═══ SELECTED PASSAGE ═══
Rabindranath Tagore, the Indian Nobel Laureate for literature, invoked Raksha Bandhan and Rakhi, as a concept to inspire love, respect and a vow of mutual protection between Hindus and Muslims during India’s colonial era.
In 1905, the British Empire divided Bengal, a province of British India on the basis of religion. In a form of protest, the great poet, Rabindra Nath Tagore arranged a ceremony to celebrate Raksha Bandhan to strengthen the bond of love and togetherness between Hindus and Muslims of Bengal, and urge them to together protest the British Empire.
He used the idea of Raksha Bandhan to spread the feeling of brotherhood. In 1911, British colonial empire reversed the partition and unified Bengal, a unification that was opposed by Muslims of Bengal.
═══
#### TASKS TO COMPLETE:
**1.** According to the passage on Tagore and Raksha Bandhan, in what year did the British Empire divide Bengal?
**2.** Extend the passage on Tagore and Raksha Bandhan, picking up after its final sentence.
═══ DATA ═══
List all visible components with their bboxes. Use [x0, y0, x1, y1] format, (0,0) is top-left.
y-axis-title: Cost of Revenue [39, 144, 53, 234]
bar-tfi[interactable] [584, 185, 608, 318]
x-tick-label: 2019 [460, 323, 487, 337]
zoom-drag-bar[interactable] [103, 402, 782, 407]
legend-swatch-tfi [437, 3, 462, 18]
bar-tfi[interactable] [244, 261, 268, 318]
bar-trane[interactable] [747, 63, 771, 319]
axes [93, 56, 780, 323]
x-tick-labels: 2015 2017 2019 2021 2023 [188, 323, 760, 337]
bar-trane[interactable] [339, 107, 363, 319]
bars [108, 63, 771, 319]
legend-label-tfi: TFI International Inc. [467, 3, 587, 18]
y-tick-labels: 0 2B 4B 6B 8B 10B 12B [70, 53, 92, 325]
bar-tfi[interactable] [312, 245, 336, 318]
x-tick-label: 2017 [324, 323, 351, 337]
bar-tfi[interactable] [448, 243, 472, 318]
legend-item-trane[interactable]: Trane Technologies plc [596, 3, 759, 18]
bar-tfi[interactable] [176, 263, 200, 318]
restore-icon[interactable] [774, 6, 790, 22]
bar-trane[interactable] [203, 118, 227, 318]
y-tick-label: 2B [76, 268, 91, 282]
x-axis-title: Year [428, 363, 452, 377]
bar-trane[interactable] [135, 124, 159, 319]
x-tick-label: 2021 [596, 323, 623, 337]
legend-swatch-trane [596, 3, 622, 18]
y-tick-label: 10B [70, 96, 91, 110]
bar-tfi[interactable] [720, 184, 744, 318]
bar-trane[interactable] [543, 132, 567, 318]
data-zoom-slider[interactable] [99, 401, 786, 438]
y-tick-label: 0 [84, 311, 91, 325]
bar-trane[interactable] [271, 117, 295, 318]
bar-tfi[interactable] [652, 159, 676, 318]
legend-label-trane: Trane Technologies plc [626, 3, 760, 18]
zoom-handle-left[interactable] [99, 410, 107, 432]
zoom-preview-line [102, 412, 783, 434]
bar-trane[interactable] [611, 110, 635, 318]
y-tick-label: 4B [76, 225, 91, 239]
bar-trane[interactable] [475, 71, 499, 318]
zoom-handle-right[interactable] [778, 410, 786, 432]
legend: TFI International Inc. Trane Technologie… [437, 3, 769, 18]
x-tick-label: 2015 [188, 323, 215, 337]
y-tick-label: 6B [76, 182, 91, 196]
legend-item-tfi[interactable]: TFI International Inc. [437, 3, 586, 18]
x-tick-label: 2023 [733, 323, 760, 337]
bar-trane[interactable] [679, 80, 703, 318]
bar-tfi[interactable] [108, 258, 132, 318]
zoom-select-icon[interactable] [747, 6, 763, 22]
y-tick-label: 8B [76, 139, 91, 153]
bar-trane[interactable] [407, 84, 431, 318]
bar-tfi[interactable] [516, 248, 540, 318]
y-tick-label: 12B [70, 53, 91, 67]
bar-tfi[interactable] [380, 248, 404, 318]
═══
#### PER-TASK OUTPUTS:
**1.** 1905

**2.**
Ultimately, Tagore’s Raksha Bandhan based appeals were unsuccessful. Bengal not only was split during the colonial era, one Muslim dominated part eventually became modern Bangladesh (a predominantly Muslim country), the other a largely Hindu Indian state of West Bengal.
The festival called as “Rakhi Mahotsavas” started by Rabindranath Tagore in the town of Shantiniketan became immensely popular as a symbol of Bengal unity, and as a larger community festival of harmony. In some parts of West Bengal, this tradition still continues as people tie Rakhi to their neighbors and close friends.
One of Tagore’s poem invoking Rakhi is:
“The love in my body and heart
For the earth’s shadow and light
Has stayed over years.
With its cares and its hope it has thrown
A language of its own
Into blue skies.
It lives in my joys and glooms
In the spring night’s buds and blooms
Like a Rakhi-band
On the Future’s hand.”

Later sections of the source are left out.